╭─ Given records

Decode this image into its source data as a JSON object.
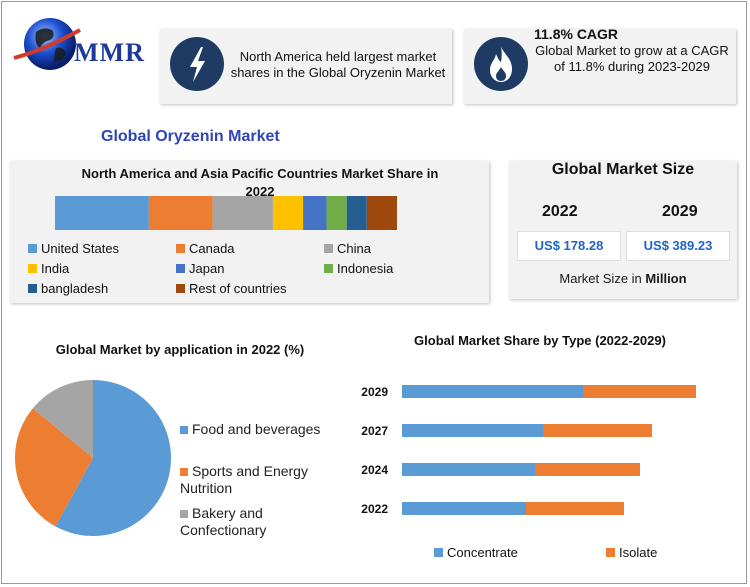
{
  "logo": {
    "text": "MMR"
  },
  "banner_left": {
    "icon": "lightning-icon",
    "text": "North America held largest market shares in the Global Oryzenin Market"
  },
  "banner_right": {
    "icon": "flame-icon",
    "title": "11.8% CAGR",
    "text": "Global Market to grow at a CAGR of 11.8% during 2023-2029"
  },
  "main_title": "Global Oryzenin Market",
  "market_size": {
    "title": "Global Market Size",
    "year_2022": "2022",
    "year_2029": "2029",
    "value_2022": "US$ 178.28",
    "value_2029": "US$ 389.23",
    "unit_prefix": "Market Size in ",
    "unit_bold": "Million"
  },
  "colors": {
    "us": "#5b9bd5",
    "canada": "#ed7d31",
    "china": "#a5a5a5",
    "india": "#ffc000",
    "japan": "#4472c4",
    "indonesia": "#70ad47",
    "bangladesh": "#255e91",
    "rest": "#9e480e",
    "accent": "#2f45b5",
    "icon_bg": "#1f3b63"
  },
  "chart_data": [
    {
      "type": "bar",
      "orientation": "horizontal-stacked",
      "title": "North America and Asia Pacific Countries Market Share in 2022",
      "categories": [
        "2022"
      ],
      "series": [
        {
          "name": "United States",
          "values": [
            28
          ],
          "color": "#5b9bd5"
        },
        {
          "name": "Canada",
          "values": [
            19
          ],
          "color": "#ed7d31"
        },
        {
          "name": "China",
          "values": [
            18
          ],
          "color": "#a5a5a5"
        },
        {
          "name": "India",
          "values": [
            9
          ],
          "color": "#ffc000"
        },
        {
          "name": "Japan",
          "values": [
            7
          ],
          "color": "#4472c4"
        },
        {
          "name": "Indonesia",
          "values": [
            6
          ],
          "color": "#70ad47"
        },
        {
          "name": "bangladesh",
          "values": [
            6
          ],
          "color": "#255e91"
        },
        {
          "name": "Rest of countries",
          "values": [
            9
          ],
          "color": "#9e480e"
        }
      ],
      "legend": "bottom"
    },
    {
      "type": "pie",
      "title": "Global Market by application in 2022 (%)",
      "categories": [
        "Food and beverages",
        "Sports and Energy Nutrition",
        "Bakery and Confectionary"
      ],
      "values": [
        58,
        28,
        14
      ],
      "colors": [
        "#5b9bd5",
        "#ed7d31",
        "#a5a5a5"
      ],
      "legend": "right"
    },
    {
      "type": "bar",
      "orientation": "horizontal-stacked",
      "title": "Global Market Share by Type (2022-2029)",
      "categories": [
        "2029",
        "2027",
        "2024",
        "2022"
      ],
      "series": [
        {
          "name": "Concentrate",
          "values": [
            181,
            141,
            133,
            124
          ],
          "color": "#5b9bd5"
        },
        {
          "name": "Isolate",
          "values": [
            113,
            109,
            105,
            98
          ],
          "color": "#ed7d31"
        }
      ],
      "xlim": [
        0,
        300
      ],
      "legend": "bottom"
    }
  ]
}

╰─

• To be done: Transcribe all the data word for word; the images stay out.

• Solution to the problem:
Decode this image into its source data as a JSON object.
{
  "logo": {
    "text": "MMR"
  },
  "banner_left": {
    "icon": "lightning-icon",
    "text": "North America held largest market shares in the Global Oryzenin Market"
  },
  "banner_right": {
    "icon": "flame-icon",
    "title": "11.8% CAGR",
    "text": "Global Market to grow at a CAGR of 11.8% during 2023-2029"
  },
  "main_title": "Global Oryzenin Market",
  "market_size": {
    "title": "Global Market Size",
    "year_2022": "2022",
    "year_2029": "2029",
    "value_2022": "US$ 178.28",
    "value_2029": "US$ 389.23",
    "unit_prefix": "Market Size in ",
    "unit_bold": "Million"
  },
  "colors": {
    "us": "#5b9bd5",
    "canada": "#ed7d31",
    "china": "#a5a5a5",
    "india": "#ffc000",
    "japan": "#4472c4",
    "indonesia": "#70ad47",
    "bangladesh": "#255e91",
    "rest": "#9e480e",
    "accent": "#2f45b5",
    "icon_bg": "#1f3b63"
  },
  "chart_data": [
    {
      "type": "bar",
      "orientation": "horizontal-stacked",
      "title": "North America and Asia Pacific Countries Market Share in 2022",
      "categories": [
        "2022"
      ],
      "series": [
        {
          "name": "United States",
          "values": [
            28
          ],
          "color": "#5b9bd5"
        },
        {
          "name": "Canada",
          "values": [
            19
          ],
          "color": "#ed7d31"
        },
        {
          "name": "China",
          "values": [
            18
          ],
          "color": "#a5a5a5"
        },
        {
          "name": "India",
          "values": [
            9
          ],
          "color": "#ffc000"
        },
        {
          "name": "Japan",
          "values": [
            7
          ],
          "color": "#4472c4"
        },
        {
          "name": "Indonesia",
          "values": [
            6
          ],
          "color": "#70ad47"
        },
        {
          "name": "bangladesh",
          "values": [
            6
          ],
          "color": "#255e91"
        },
        {
          "name": "Rest of countries",
          "values": [
            9
          ],
          "color": "#9e480e"
        }
      ],
      "legend": "bottom"
    },
    {
      "type": "pie",
      "title": "Global Market by application in 2022 (%)",
      "categories": [
        "Food and beverages",
        "Sports and Energy Nutrition",
        "Bakery and Confectionary"
      ],
      "values": [
        58,
        28,
        14
      ],
      "colors": [
        "#5b9bd5",
        "#ed7d31",
        "#a5a5a5"
      ],
      "legend": "right"
    },
    {
      "type": "bar",
      "orientation": "horizontal-stacked",
      "title": "Global Market Share by Type (2022-2029)",
      "categories": [
        "2029",
        "2027",
        "2024",
        "2022"
      ],
      "series": [
        {
          "name": "Concentrate",
          "values": [
            181,
            141,
            133,
            124
          ],
          "color": "#5b9bd5"
        },
        {
          "name": "Isolate",
          "values": [
            113,
            109,
            105,
            98
          ],
          "color": "#ed7d31"
        }
      ],
      "xlim": [
        0,
        300
      ],
      "legend": "bottom"
    }
  ]
}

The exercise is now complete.